REQUIREMENT — Output the records exactly. Include every line.

EXCERPTED DATA —
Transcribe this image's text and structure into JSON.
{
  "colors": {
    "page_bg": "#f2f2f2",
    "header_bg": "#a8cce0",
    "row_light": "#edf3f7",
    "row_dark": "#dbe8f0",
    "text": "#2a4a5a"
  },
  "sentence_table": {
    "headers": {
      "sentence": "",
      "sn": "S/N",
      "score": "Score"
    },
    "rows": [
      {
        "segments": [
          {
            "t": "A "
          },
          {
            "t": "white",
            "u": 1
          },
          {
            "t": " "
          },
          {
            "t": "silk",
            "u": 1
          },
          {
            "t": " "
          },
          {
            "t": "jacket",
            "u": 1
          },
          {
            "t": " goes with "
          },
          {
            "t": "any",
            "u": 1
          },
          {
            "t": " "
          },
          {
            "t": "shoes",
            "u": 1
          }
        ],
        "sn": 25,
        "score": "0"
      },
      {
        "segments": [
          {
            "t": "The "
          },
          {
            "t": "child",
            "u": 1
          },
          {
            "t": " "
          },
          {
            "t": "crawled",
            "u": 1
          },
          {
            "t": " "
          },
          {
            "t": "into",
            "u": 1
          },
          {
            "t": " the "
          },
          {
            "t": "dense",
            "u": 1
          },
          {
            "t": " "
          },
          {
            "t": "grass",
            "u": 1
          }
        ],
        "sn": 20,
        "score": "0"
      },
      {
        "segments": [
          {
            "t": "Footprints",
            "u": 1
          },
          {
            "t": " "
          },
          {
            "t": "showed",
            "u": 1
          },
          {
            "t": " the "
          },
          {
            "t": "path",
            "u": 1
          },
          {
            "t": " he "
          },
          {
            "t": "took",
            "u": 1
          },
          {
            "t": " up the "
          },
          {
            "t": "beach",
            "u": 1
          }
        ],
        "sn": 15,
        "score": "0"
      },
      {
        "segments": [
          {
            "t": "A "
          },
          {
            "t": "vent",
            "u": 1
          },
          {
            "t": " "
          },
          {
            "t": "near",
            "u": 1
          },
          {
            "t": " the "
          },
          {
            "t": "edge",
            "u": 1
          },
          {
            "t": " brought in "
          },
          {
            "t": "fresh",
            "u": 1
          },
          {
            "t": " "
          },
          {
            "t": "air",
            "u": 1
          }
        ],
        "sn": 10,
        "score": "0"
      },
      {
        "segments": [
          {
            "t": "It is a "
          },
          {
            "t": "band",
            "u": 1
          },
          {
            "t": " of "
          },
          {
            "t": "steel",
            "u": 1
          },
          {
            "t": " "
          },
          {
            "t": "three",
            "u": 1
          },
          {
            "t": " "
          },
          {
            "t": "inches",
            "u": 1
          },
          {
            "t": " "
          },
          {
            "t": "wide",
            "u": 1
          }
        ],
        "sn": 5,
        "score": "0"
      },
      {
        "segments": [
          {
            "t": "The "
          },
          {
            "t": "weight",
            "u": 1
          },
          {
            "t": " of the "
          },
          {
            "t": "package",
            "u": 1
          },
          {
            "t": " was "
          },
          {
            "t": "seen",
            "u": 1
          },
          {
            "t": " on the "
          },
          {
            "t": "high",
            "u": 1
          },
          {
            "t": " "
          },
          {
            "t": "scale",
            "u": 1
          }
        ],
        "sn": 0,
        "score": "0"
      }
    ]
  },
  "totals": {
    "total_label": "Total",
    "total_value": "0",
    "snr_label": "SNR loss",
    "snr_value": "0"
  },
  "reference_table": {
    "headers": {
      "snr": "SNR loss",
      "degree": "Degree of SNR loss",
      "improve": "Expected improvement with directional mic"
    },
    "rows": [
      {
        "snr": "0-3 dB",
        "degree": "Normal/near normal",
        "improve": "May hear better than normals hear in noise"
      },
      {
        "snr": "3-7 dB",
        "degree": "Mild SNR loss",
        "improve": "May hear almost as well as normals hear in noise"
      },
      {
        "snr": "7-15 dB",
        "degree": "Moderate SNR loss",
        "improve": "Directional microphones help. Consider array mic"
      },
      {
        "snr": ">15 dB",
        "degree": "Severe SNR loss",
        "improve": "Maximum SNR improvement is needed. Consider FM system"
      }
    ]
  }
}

SOLUTION —
Transcribe this image's text and structure into JSON.
{
  "colors": {
    "page_bg": "#f2f2f2",
    "header_bg": "#a8cce0",
    "row_light": "#edf3f7",
    "row_dark": "#dbe8f0",
    "text": "#2a4a5a"
  },
  "sentence_table": {
    "headers": {
      "sentence": "",
      "sn": "S/N",
      "score": "Score"
    },
    "rows": [
      {
        "segments": [
          {
            "t": "A "
          },
          {
            "t": "white",
            "u": 1
          },
          {
            "t": " "
          },
          {
            "t": "silk",
            "u": 1
          },
          {
            "t": " "
          },
          {
            "t": "jacket",
            "u": 1
          },
          {
            "t": " goes with "
          },
          {
            "t": "any",
            "u": 1
          },
          {
            "t": " "
          },
          {
            "t": "shoes",
            "u": 1
          }
        ],
        "sn": 25,
        "score": "0"
      },
      {
        "segments": [
          {
            "t": "The "
          },
          {
            "t": "child",
            "u": 1
          },
          {
            "t": " "
          },
          {
            "t": "crawled",
            "u": 1
          },
          {
            "t": " "
          },
          {
            "t": "into",
            "u": 1
          },
          {
            "t": " the "
          },
          {
            "t": "dense",
            "u": 1
          },
          {
            "t": " "
          },
          {
            "t": "grass",
            "u": 1
          }
        ],
        "sn": 20,
        "score": "0"
      },
      {
        "segments": [
          {
            "t": "Footprints",
            "u": 1
          },
          {
            "t": " "
          },
          {
            "t": "showed",
            "u": 1
          },
          {
            "t": " the "
          },
          {
            "t": "path",
            "u": 1
          },
          {
            "t": " he "
          },
          {
            "t": "took",
            "u": 1
          },
          {
            "t": " up the "
          },
          {
            "t": "beach",
            "u": 1
          }
        ],
        "sn": 15,
        "score": "0"
      },
      {
        "segments": [
          {
            "t": "A "
          },
          {
            "t": "vent",
            "u": 1
          },
          {
            "t": " "
          },
          {
            "t": "near",
            "u": 1
          },
          {
            "t": " the "
          },
          {
            "t": "edge",
            "u": 1
          },
          {
            "t": " brought in "
          },
          {
            "t": "fresh",
            "u": 1
          },
          {
            "t": " "
          },
          {
            "t": "air",
            "u": 1
          }
        ],
        "sn": 10,
        "score": "0"
      },
      {
        "segments": [
          {
            "t": "It is a "
          },
          {
            "t": "band",
            "u": 1
          },
          {
            "t": " of "
          },
          {
            "t": "steel",
            "u": 1
          },
          {
            "t": " "
          },
          {
            "t": "three",
            "u": 1
          },
          {
            "t": " "
          },
          {
            "t": "inches",
            "u": 1
          },
          {
            "t": " "
          },
          {
            "t": "wide",
            "u": 1
          }
        ],
        "sn": 5,
        "score": "0"
      },
      {
        "segments": [
          {
            "t": "The "
          },
          {
            "t": "weight",
            "u": 1
          },
          {
            "t": " of the "
          },
          {
            "t": "package",
            "u": 1
          },
          {
            "t": " was "
          },
          {
            "t": "seen",
            "u": 1
          },
          {
            "t": " on the "
          },
          {
            "t": "high",
            "u": 1
          },
          {
            "t": " "
          },
          {
            "t": "scale",
            "u": 1
          }
        ],
        "sn": 0,
        "score": "0"
      }
    ]
  },
  "totals": {
    "total_label": "Total",
    "total_value": "0",
    "snr_label": "SNR loss",
    "snr_value": "0"
  },
  "reference_table": {
    "headers": {
      "snr": "SNR loss",
      "degree": "Degree of SNR loss",
      "improve": "Expected improvement with directional mic"
    },
    "rows": [
      {
        "snr": "0-3 dB",
        "degree": "Normal/near normal",
        "improve": "May hear better than normals hear in noise"
      },
      {
        "snr": "3-7 dB",
        "degree": "Mild SNR loss",
        "improve": "May hear almost as well as normals hear in noise"
      },
      {
        "snr": "7-15 dB",
        "degree": "Moderate SNR loss",
        "improve": "Directional microphones help. Consider array mic"
      },
      {
        "snr": ">15 dB",
        "degree": "Severe SNR loss",
        "improve": "Maximum SNR improvement is needed. Consider FM system"
      }
    ]
  }
}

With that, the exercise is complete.